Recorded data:
■ ■ ■

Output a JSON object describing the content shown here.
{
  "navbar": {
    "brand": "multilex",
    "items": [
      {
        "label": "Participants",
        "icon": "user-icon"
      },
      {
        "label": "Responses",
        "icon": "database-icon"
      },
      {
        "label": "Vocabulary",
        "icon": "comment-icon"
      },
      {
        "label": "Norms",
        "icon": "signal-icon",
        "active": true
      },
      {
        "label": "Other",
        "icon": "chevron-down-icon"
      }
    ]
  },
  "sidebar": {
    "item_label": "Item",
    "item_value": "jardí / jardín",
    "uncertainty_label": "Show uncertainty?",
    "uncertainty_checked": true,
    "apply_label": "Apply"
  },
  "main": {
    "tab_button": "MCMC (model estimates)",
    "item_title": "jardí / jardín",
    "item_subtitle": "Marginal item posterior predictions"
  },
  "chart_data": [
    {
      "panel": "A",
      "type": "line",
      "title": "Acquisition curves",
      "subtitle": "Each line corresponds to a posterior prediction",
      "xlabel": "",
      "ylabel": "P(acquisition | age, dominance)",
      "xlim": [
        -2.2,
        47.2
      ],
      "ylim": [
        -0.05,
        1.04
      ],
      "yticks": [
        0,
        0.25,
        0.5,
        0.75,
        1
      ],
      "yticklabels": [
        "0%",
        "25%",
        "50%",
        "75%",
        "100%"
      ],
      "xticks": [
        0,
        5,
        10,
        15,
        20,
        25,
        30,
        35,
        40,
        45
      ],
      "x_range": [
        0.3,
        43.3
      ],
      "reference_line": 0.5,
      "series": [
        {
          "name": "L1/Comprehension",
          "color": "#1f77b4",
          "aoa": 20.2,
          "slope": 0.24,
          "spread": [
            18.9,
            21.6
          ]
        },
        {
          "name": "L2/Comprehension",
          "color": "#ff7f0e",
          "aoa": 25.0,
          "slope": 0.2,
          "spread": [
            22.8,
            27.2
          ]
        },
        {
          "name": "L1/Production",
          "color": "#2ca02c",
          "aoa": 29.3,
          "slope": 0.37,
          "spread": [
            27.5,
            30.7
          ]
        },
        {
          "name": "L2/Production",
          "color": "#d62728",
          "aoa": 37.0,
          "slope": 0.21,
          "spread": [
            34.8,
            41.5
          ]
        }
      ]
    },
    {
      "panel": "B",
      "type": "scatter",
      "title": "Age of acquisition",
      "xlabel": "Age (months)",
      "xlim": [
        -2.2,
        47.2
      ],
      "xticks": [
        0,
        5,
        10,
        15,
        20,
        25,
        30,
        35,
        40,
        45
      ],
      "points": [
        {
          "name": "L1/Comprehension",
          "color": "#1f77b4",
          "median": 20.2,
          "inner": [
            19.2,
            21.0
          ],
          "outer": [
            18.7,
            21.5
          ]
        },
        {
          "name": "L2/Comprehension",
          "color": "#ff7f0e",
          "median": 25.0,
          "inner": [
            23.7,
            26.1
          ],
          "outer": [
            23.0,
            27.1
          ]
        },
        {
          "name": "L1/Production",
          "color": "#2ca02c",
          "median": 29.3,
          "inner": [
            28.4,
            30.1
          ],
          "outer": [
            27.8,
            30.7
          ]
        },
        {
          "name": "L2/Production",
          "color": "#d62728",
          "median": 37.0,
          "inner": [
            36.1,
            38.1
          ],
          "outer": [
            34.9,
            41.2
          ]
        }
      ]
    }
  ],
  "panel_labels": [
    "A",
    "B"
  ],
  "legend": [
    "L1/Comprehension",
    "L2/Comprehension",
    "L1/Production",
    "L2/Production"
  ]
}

■ ■ ■

**Description of the task**
Return the listing above word for word.

**Reply**
Output a JSON object describing the content shown here.
{
  "navbar": {
    "brand": "multilex",
    "items": [
      {
        "label": "Participants",
        "icon": "user-icon"
      },
      {
        "label": "Responses",
        "icon": "database-icon"
      },
      {
        "label": "Vocabulary",
        "icon": "comment-icon"
      },
      {
        "label": "Norms",
        "icon": "signal-icon",
        "active": true
      },
      {
        "label": "Other",
        "icon": "chevron-down-icon"
      }
    ]
  },
  "sidebar": {
    "item_label": "Item",
    "item_value": "jardí / jardín",
    "uncertainty_label": "Show uncertainty?",
    "uncertainty_checked": true,
    "apply_label": "Apply"
  },
  "main": {
    "tab_button": "MCMC (model estimates)",
    "item_title": "jardí / jardín",
    "item_subtitle": "Marginal item posterior predictions"
  },
  "chart_data": [
    {
      "panel": "A",
      "type": "line",
      "title": "Acquisition curves",
      "subtitle": "Each line corresponds to a posterior prediction",
      "xlabel": "",
      "ylabel": "P(acquisition | age, dominance)",
      "xlim": [
        -2.2,
        47.2
      ],
      "ylim": [
        -0.05,
        1.04
      ],
      "yticks": [
        0,
        0.25,
        0.5,
        0.75,
        1
      ],
      "yticklabels": [
        "0%",
        "25%",
        "50%",
        "75%",
        "100%"
      ],
      "xticks": [
        0,
        5,
        10,
        15,
        20,
        25,
        30,
        35,
        40,
        45
      ],
      "x_range": [
        0.3,
        43.3
      ],
      "reference_line": 0.5,
      "series": [
        {
          "name": "L1/Comprehension",
          "color": "#1f77b4",
          "aoa": 20.2,
          "slope": 0.24,
          "spread": [
            18.9,
            21.6
          ]
        },
        {
          "name": "L2/Comprehension",
          "color": "#ff7f0e",
          "aoa": 25.0,
          "slope": 0.2,
          "spread": [
            22.8,
            27.2
          ]
        },
        {
          "name": "L1/Production",
          "color": "#2ca02c",
          "aoa": 29.3,
          "slope": 0.37,
          "spread": [
            27.5,
            30.7
          ]
        },
        {
          "name": "L2/Production",
          "color": "#d62728",
          "aoa": 37.0,
          "slope": 0.21,
          "spread": [
            34.8,
            41.5
          ]
        }
      ]
    },
    {
      "panel": "B",
      "type": "scatter",
      "title": "Age of acquisition",
      "xlabel": "Age (months)",
      "xlim": [
        -2.2,
        47.2
      ],
      "xticks": [
        0,
        5,
        10,
        15,
        20,
        25,
        30,
        35,
        40,
        45
      ],
      "points": [
        {
          "name": "L1/Comprehension",
          "color": "#1f77b4",
          "median": 20.2,
          "inner": [
            19.2,
            21.0
          ],
          "outer": [
            18.7,
            21.5
          ]
        },
        {
          "name": "L2/Comprehension",
          "color": "#ff7f0e",
          "median": 25.0,
          "inner": [
            23.7,
            26.1
          ],
          "outer": [
            23.0,
            27.1
          ]
        },
        {
          "name": "L1/Production",
          "color": "#2ca02c",
          "median": 29.3,
          "inner": [
            28.4,
            30.1
          ],
          "outer": [
            27.8,
            30.7
          ]
        },
        {
          "name": "L2/Production",
          "color": "#d62728",
          "median": 37.0,
          "inner": [
            36.1,
            38.1
          ],
          "outer": [
            34.9,
            41.2
          ]
        }
      ]
    }
  ],
  "panel_labels": [
    "A",
    "B"
  ],
  "legend": [
    "L1/Comprehension",
    "L2/Comprehension",
    "L1/Production",
    "L2/Production"
  ]
}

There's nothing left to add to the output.